* _Passage_
|---|

The FusionCOMP Project - A Human/Machine Programming Language for Data-centric Human Computation and Crowdsourcing Applications: CyLog, Crowd4U, and more

[ in Japanese ]
FusionCOMP project Top

The aim of the FusionCOMP (the Fusion of data-centric COmputations by Machines and People) project is to study programming languages and development environments for data-centric applications, including human computation and crowdsourcing applications, in which both humans and digital computers are expected to work in appropriate ways. The challenge is to establish fundamental and non ad-hoc technologies for the software development in which both human and machine computations are considered as first-class components of the system and the traditional closed-world assumption is not nessesarily applicable. Our approach is to model each human as a "rational data source," which behaves according to expected rewards, in the design and implementation processes of such applications.
The project has been supported by the followings: (1) PREST, the Japan Science and Technology Agency (JST) (2010-2014), (2) JSPS KAKENHI (#25240012) (2013-2017), and (3) SIP, the Japan Science and Technology Agency (JST) (2014-2019).

|---|

* _Prompt_
In the FusionCOMP project page, explain what it means to model each human as a "rational data source." Answer in one to three sentences.

* _Records provided_
|---|

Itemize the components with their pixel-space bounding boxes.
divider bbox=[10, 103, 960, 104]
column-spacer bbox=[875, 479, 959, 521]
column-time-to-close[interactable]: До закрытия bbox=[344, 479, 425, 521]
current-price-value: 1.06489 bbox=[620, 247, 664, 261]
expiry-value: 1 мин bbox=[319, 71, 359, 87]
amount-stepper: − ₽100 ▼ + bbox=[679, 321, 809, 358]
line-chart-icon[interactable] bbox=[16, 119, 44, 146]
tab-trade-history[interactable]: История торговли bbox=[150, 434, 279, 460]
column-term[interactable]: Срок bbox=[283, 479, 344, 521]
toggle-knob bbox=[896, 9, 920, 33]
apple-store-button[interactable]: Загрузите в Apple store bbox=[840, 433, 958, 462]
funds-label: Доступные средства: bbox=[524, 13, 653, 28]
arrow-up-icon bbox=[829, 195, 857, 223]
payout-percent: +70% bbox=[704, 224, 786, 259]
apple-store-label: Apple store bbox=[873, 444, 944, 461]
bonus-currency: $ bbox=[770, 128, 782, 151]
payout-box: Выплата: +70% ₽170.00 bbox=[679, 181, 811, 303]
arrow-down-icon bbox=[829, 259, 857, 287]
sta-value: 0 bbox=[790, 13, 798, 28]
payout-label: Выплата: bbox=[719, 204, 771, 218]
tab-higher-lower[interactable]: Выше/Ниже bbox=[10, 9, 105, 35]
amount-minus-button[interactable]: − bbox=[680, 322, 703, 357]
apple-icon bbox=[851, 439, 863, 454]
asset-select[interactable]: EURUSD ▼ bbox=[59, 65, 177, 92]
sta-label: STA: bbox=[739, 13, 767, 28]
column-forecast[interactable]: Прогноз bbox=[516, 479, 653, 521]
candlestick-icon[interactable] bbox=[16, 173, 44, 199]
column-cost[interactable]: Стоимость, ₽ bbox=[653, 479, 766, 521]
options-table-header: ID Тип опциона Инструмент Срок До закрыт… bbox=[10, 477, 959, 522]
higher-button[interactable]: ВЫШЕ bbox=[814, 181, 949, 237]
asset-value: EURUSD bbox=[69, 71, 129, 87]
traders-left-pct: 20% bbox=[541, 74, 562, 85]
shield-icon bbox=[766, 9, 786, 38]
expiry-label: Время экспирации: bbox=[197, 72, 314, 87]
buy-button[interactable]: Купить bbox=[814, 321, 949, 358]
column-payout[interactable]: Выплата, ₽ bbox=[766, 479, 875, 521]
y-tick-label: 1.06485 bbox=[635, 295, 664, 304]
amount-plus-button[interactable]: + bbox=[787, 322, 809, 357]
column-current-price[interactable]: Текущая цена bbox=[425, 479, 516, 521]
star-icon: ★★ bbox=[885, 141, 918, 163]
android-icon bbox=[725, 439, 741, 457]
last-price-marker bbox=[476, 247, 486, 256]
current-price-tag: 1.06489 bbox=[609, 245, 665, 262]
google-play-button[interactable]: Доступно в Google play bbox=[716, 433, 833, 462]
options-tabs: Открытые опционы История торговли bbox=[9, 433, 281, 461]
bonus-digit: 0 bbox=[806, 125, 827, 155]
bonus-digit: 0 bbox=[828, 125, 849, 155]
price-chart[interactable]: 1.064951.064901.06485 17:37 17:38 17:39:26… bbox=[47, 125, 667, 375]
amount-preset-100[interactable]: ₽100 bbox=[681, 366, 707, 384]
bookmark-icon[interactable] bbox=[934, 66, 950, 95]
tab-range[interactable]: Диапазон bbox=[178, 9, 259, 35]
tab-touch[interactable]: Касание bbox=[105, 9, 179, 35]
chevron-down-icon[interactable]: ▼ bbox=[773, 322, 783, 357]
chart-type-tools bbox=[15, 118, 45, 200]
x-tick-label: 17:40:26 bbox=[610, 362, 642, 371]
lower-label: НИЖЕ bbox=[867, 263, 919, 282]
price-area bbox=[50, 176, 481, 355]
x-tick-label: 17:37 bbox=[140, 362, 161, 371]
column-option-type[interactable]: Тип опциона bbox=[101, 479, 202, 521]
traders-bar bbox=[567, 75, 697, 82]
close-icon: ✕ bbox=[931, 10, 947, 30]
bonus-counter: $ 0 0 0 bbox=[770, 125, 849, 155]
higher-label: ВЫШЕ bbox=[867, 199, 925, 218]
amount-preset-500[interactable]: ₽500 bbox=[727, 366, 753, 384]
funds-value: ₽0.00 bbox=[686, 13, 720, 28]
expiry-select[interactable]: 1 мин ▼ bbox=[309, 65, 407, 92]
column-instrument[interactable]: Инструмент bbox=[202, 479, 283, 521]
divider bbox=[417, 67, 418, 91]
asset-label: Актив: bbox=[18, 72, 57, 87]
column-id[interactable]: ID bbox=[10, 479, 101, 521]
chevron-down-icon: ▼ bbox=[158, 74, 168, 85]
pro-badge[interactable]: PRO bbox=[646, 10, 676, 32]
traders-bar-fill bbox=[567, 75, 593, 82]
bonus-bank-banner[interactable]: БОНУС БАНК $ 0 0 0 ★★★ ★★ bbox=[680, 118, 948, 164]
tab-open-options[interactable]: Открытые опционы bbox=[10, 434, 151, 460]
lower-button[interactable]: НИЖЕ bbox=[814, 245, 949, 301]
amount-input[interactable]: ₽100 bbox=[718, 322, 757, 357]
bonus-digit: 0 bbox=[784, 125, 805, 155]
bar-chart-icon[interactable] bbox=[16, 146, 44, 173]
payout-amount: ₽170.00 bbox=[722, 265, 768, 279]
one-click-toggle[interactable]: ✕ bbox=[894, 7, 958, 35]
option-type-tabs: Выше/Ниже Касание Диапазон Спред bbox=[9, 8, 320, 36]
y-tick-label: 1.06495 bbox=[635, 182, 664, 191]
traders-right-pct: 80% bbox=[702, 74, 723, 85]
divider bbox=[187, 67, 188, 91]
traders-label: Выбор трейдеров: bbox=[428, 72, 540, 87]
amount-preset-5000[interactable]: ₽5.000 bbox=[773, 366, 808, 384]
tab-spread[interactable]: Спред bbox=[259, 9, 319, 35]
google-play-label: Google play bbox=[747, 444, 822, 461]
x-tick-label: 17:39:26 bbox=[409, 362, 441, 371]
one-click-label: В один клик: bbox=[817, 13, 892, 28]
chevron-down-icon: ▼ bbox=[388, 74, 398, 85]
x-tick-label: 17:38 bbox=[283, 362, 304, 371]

|---|

* _Solution to the exercise_
Each human is treated as a source of data that behaves according to expected rewards. The project applies this model when designing and implementing data-centric applications in which both humans and digital computers do the work.